#### REQUIREMENT
Search the records below for the word "text". Pull out each line that has it.

#### STORED RECORDS
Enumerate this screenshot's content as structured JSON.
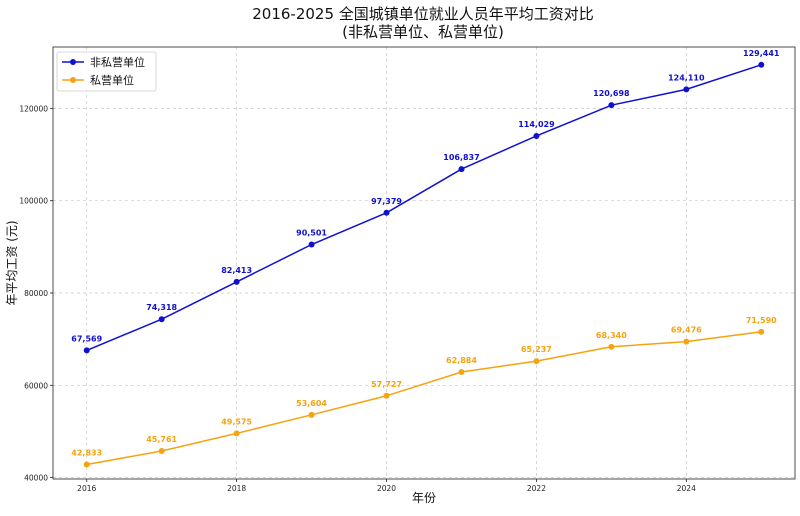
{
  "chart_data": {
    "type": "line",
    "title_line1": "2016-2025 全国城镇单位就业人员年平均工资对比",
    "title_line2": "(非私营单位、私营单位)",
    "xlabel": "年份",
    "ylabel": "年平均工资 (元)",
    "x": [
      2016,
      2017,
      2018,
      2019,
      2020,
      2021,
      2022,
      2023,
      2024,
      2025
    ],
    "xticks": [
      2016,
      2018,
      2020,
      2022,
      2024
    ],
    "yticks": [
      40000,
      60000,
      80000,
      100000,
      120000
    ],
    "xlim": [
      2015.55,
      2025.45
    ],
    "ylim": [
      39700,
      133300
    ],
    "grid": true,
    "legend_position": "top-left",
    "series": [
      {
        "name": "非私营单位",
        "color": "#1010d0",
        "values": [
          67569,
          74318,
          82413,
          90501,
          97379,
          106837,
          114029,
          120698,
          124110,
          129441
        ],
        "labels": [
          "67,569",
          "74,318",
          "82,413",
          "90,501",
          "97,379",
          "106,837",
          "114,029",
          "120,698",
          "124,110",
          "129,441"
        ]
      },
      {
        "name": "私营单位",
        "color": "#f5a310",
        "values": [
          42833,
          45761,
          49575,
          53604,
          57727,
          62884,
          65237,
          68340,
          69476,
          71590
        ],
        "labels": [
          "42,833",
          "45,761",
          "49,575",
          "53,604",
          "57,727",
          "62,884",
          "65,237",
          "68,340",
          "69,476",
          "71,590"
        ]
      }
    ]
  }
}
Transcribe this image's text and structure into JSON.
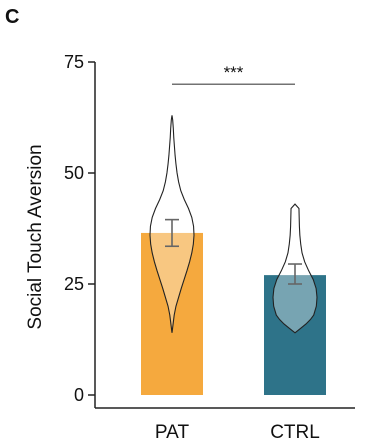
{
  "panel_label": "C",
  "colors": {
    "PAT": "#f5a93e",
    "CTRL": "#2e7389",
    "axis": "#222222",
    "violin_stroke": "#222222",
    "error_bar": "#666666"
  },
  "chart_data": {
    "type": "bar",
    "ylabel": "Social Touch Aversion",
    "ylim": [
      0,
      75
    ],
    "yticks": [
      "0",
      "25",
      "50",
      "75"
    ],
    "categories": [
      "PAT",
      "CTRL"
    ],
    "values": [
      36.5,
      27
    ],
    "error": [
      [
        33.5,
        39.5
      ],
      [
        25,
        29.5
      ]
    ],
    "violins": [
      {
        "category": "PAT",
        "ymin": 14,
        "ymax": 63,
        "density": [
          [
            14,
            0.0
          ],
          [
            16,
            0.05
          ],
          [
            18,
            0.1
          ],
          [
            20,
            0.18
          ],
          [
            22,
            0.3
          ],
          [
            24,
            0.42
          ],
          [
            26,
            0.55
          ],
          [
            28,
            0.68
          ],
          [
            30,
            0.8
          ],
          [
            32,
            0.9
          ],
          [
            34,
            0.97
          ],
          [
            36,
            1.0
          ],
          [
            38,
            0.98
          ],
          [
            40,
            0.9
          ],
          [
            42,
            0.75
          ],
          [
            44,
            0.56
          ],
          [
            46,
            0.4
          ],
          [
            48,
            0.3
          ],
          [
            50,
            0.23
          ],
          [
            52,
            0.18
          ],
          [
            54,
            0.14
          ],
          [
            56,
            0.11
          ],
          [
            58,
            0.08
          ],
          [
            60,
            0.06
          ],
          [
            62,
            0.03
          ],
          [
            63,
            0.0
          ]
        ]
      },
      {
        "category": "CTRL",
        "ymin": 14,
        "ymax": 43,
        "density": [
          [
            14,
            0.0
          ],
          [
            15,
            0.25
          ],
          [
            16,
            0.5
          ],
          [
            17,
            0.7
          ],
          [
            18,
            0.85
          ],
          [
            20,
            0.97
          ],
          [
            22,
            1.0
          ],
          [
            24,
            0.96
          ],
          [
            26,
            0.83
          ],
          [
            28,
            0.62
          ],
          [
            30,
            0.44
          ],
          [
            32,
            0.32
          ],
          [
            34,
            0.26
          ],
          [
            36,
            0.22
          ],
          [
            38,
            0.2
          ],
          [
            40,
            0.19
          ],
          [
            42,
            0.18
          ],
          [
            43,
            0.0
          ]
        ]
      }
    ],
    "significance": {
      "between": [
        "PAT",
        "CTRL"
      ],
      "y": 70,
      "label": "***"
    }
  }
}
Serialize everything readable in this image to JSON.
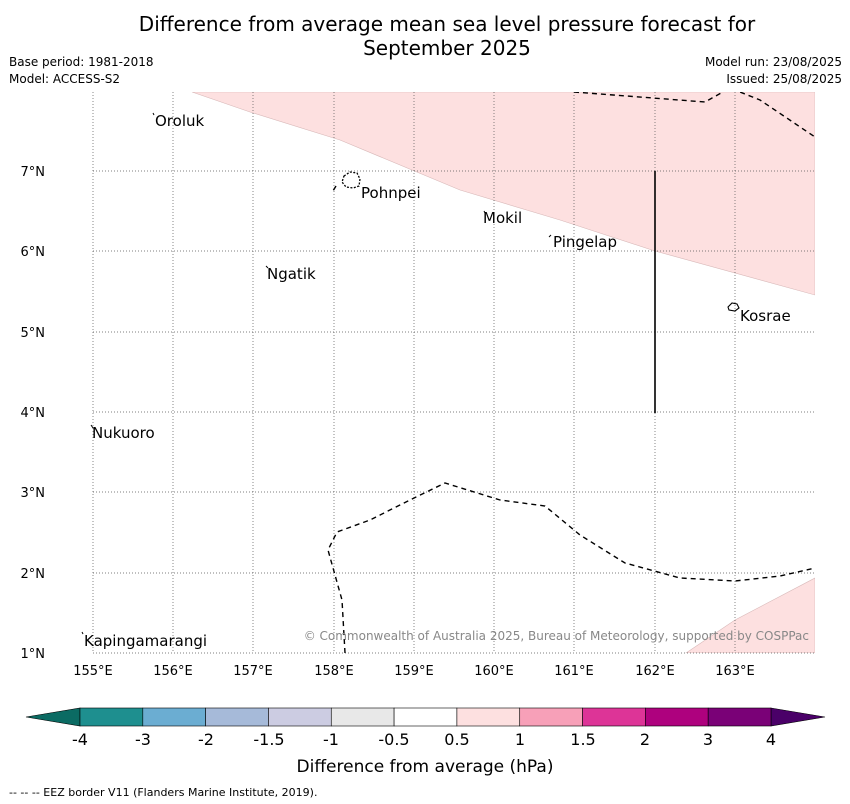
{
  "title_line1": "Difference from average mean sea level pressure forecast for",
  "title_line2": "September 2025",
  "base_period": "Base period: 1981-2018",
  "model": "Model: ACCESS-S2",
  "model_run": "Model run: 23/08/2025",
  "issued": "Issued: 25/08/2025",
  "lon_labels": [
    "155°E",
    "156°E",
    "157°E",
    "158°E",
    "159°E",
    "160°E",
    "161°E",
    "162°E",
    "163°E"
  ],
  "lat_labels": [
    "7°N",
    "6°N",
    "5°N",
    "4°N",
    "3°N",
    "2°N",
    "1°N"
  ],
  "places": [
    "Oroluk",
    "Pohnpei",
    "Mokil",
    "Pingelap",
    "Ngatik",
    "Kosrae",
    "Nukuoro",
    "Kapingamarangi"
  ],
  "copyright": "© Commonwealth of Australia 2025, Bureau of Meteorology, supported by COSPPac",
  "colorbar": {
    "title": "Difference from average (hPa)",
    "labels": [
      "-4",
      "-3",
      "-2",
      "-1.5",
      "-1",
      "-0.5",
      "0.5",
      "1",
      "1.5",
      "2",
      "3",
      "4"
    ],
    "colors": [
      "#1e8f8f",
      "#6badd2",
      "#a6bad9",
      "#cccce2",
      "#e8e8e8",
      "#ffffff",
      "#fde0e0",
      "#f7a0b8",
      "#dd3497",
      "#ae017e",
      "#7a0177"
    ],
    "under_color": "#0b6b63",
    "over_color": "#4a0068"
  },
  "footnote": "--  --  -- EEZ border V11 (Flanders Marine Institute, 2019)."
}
---
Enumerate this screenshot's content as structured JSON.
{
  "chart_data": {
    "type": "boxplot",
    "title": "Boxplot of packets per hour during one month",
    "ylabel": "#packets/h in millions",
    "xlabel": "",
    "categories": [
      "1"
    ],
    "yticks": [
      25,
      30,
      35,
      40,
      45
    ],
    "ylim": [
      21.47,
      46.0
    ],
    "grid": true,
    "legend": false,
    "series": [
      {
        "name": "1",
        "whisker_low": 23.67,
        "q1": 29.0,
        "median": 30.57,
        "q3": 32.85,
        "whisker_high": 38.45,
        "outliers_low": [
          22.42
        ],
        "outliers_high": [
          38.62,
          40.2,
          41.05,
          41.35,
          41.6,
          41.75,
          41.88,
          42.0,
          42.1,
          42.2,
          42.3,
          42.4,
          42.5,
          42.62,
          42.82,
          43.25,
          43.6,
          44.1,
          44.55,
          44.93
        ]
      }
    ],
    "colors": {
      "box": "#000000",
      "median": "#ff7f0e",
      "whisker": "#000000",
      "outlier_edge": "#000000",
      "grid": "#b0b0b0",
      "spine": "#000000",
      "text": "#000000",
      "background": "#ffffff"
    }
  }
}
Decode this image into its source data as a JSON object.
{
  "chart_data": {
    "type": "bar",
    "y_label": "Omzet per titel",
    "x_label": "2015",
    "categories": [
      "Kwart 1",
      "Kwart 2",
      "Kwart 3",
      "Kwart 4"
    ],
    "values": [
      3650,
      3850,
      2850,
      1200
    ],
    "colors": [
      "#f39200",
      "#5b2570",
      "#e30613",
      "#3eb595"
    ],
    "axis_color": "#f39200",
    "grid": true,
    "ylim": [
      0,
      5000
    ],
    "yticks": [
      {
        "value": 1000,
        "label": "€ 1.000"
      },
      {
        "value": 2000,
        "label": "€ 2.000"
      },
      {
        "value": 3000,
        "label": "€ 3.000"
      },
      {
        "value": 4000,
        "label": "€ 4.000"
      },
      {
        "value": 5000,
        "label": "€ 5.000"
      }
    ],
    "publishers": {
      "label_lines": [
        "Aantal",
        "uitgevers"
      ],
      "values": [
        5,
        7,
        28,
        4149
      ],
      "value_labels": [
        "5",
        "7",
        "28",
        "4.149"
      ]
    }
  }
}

#### EXERCISE ANSWER
Transcribe this image's text and structure into JSON.
      "text": "#000000",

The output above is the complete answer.